**Data records**
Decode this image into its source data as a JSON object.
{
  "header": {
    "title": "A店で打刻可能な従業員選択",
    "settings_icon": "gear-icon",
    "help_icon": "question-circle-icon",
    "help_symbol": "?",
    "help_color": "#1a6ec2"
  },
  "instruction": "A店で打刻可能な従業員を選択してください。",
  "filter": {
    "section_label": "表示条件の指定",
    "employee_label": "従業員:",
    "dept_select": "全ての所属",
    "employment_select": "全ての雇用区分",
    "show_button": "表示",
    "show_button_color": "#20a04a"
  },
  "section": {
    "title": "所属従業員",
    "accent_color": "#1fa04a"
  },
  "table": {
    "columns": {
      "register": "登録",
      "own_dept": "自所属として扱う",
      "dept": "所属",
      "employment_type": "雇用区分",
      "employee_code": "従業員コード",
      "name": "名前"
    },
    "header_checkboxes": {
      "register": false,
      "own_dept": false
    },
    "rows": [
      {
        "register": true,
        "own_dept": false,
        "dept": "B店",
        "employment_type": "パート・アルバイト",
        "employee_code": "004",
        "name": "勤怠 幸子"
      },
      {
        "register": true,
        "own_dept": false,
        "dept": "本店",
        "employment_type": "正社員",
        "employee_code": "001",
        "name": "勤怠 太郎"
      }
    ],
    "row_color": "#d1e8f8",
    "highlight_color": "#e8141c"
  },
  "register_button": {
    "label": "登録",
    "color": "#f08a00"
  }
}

**What to do**
Of all the lines in the listing above, how many include "false"? Write only the number.

**Answer**
4